======== DATASET CONTENT ========

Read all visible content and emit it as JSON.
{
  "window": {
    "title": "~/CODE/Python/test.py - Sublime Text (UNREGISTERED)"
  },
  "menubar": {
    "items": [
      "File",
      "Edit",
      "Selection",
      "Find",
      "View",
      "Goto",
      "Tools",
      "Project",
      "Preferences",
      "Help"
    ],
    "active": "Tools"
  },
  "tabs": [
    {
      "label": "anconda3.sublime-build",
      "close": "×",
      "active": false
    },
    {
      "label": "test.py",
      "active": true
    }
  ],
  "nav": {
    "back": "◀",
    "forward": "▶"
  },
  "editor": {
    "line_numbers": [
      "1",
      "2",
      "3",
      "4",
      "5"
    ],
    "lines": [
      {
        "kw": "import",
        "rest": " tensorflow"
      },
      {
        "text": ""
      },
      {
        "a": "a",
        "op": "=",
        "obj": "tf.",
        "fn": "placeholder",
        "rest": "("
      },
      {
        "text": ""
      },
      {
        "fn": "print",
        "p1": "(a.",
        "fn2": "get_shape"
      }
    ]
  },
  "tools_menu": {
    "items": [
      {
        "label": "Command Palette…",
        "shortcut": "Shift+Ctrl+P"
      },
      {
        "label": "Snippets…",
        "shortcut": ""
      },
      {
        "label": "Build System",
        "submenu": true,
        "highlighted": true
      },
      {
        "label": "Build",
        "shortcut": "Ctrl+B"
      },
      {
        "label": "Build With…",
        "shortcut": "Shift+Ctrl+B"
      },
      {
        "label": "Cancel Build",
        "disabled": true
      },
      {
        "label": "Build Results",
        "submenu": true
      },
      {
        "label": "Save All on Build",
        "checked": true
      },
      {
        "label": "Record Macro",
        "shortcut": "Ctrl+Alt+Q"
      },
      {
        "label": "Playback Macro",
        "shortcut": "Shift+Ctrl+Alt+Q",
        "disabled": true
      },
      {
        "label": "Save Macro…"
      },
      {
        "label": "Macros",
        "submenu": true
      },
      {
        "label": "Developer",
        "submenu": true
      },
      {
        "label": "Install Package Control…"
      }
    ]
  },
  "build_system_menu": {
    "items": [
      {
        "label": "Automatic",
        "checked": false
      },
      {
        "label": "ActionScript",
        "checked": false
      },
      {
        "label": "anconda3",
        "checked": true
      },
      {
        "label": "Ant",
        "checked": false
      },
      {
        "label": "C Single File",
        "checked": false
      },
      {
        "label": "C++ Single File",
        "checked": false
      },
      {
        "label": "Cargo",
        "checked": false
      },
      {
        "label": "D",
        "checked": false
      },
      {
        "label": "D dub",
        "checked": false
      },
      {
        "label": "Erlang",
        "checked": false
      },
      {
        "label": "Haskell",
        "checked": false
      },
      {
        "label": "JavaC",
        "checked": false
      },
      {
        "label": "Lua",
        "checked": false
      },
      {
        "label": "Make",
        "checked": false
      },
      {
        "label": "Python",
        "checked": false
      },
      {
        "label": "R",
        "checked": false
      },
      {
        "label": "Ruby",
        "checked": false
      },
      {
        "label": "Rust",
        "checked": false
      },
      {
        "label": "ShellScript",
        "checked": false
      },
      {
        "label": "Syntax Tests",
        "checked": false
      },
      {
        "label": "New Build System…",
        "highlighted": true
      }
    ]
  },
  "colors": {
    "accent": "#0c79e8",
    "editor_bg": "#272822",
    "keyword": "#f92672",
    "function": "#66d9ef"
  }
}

========
======== DATASET CONTENT ========

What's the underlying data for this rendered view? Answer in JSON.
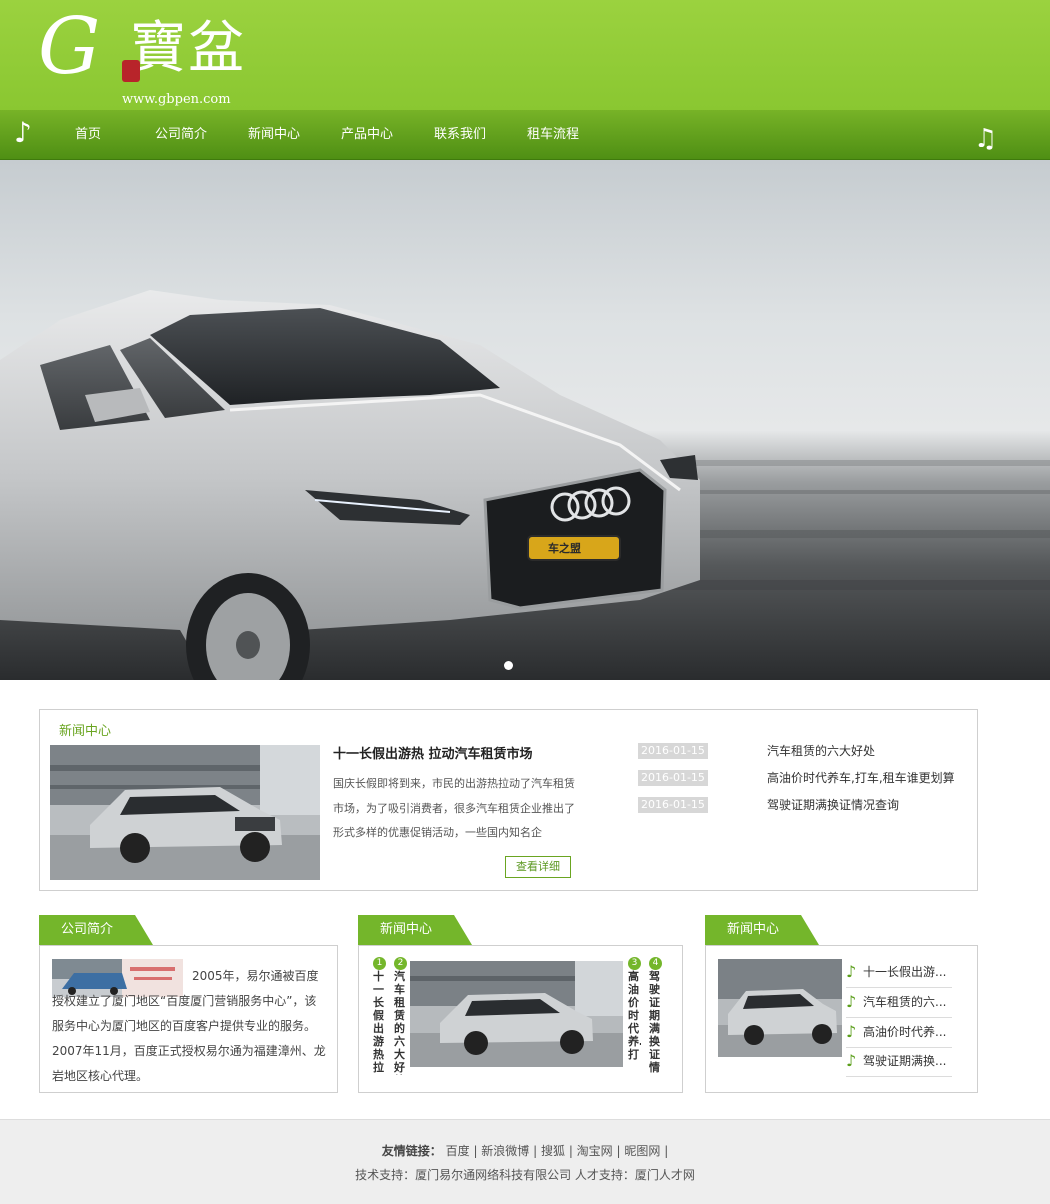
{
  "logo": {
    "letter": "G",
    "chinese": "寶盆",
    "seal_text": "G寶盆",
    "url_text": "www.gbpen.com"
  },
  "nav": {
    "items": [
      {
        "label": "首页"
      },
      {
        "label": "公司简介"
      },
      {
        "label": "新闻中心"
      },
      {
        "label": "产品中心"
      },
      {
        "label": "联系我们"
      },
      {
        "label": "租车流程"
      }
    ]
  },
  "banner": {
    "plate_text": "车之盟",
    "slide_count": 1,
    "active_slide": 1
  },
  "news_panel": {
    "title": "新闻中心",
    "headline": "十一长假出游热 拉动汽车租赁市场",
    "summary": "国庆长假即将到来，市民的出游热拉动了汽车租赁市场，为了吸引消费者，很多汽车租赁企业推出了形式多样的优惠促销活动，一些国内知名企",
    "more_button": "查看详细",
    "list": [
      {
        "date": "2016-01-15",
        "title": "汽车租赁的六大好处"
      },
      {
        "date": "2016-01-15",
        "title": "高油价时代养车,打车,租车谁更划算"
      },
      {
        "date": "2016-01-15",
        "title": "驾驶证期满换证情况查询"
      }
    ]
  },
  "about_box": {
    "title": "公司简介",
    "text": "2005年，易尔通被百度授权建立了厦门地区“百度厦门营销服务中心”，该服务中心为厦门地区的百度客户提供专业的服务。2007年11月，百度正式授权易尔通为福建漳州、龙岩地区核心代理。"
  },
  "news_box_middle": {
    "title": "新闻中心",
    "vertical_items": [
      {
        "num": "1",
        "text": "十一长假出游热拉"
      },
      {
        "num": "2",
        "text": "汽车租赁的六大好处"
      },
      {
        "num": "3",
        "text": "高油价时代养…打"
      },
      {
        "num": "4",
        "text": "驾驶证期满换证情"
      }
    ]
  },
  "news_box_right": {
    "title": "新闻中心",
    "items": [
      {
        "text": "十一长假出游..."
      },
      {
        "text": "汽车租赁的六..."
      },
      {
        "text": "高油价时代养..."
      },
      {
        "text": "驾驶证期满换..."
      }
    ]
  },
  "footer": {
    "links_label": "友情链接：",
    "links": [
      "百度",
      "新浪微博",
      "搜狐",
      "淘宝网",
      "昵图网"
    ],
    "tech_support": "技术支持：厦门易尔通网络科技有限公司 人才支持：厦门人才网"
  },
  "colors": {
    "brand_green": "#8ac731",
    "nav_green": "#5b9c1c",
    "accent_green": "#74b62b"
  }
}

========

▶ _WHAT YOU SHOULD DO_:
Say how many lines in the records hold "JSON", with the number as the whole reply.

▶ _EXERCISE OUTPUT_:
2